» WRITTEN TASK
Print every record below exactly as written.

» DATA SUPPLIED

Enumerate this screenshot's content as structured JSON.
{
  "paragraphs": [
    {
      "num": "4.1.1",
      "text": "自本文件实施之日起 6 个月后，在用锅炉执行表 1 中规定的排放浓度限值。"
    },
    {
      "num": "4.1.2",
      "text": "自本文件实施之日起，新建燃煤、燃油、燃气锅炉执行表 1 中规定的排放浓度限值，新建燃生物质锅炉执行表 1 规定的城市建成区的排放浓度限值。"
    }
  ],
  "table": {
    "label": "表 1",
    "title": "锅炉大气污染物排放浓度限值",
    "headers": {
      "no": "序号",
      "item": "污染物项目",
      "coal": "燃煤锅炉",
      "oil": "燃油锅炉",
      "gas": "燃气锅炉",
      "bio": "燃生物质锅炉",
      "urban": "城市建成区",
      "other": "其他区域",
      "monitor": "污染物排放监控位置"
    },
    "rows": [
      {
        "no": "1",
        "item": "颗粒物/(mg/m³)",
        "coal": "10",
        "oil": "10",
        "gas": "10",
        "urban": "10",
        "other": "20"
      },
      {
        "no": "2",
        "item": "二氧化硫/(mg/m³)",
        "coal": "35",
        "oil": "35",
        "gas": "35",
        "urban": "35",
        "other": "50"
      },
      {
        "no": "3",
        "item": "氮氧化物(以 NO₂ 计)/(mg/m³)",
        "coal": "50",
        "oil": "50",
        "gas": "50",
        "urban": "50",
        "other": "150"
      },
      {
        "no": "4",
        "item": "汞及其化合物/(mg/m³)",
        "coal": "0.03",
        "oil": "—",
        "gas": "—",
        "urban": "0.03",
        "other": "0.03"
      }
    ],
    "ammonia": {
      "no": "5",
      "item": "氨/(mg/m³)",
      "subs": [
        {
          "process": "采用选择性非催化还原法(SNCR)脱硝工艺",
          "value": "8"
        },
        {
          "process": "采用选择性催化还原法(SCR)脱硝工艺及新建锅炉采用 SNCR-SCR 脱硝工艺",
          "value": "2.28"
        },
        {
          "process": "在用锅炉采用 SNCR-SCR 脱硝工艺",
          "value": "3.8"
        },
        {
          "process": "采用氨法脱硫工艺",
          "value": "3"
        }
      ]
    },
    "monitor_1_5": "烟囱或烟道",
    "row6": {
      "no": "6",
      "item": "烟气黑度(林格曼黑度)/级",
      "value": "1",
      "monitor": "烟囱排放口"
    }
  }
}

» FINISHED ANSWER
Enumerate this screenshot's content as structured JSON.
{
  "paragraphs": [
    {
      "num": "4.1.1",
      "text": "自本文件实施之日起 6 个月后，在用锅炉执行表 1 中规定的排放浓度限值。"
    },
    {
      "num": "4.1.2",
      "text": "自本文件实施之日起，新建燃煤、燃油、燃气锅炉执行表 1 中规定的排放浓度限值，新建燃生物质锅炉执行表 1 规定的城市建成区的排放浓度限值。"
    }
  ],
  "table": {
    "label": "表 1",
    "title": "锅炉大气污染物排放浓度限值",
    "headers": {
      "no": "序号",
      "item": "污染物项目",
      "coal": "燃煤锅炉",
      "oil": "燃油锅炉",
      "gas": "燃气锅炉",
      "bio": "燃生物质锅炉",
      "urban": "城市建成区",
      "other": "其他区域",
      "monitor": "污染物排放监控位置"
    },
    "rows": [
      {
        "no": "1",
        "item": "颗粒物/(mg/m³)",
        "coal": "10",
        "oil": "10",
        "gas": "10",
        "urban": "10",
        "other": "20"
      },
      {
        "no": "2",
        "item": "二氧化硫/(mg/m³)",
        "coal": "35",
        "oil": "35",
        "gas": "35",
        "urban": "35",
        "other": "50"
      },
      {
        "no": "3",
        "item": "氮氧化物(以 NO₂ 计)/(mg/m³)",
        "coal": "50",
        "oil": "50",
        "gas": "50",
        "urban": "50",
        "other": "150"
      },
      {
        "no": "4",
        "item": "汞及其化合物/(mg/m³)",
        "coal": "0.03",
        "oil": "—",
        "gas": "—",
        "urban": "0.03",
        "other": "0.03"
      }
    ],
    "ammonia": {
      "no": "5",
      "item": "氨/(mg/m³)",
      "subs": [
        {
          "process": "采用选择性非催化还原法(SNCR)脱硝工艺",
          "value": "8"
        },
        {
          "process": "采用选择性催化还原法(SCR)脱硝工艺及新建锅炉采用 SNCR-SCR 脱硝工艺",
          "value": "2.28"
        },
        {
          "process": "在用锅炉采用 SNCR-SCR 脱硝工艺",
          "value": "3.8"
        },
        {
          "process": "采用氨法脱硫工艺",
          "value": "3"
        }
      ]
    },
    "monitor_1_5": "烟囱或烟道",
    "row6": {
      "no": "6",
      "item": "烟气黑度(林格曼黑度)/级",
      "value": "1",
      "monitor": "烟囱排放口"
    }
  }
}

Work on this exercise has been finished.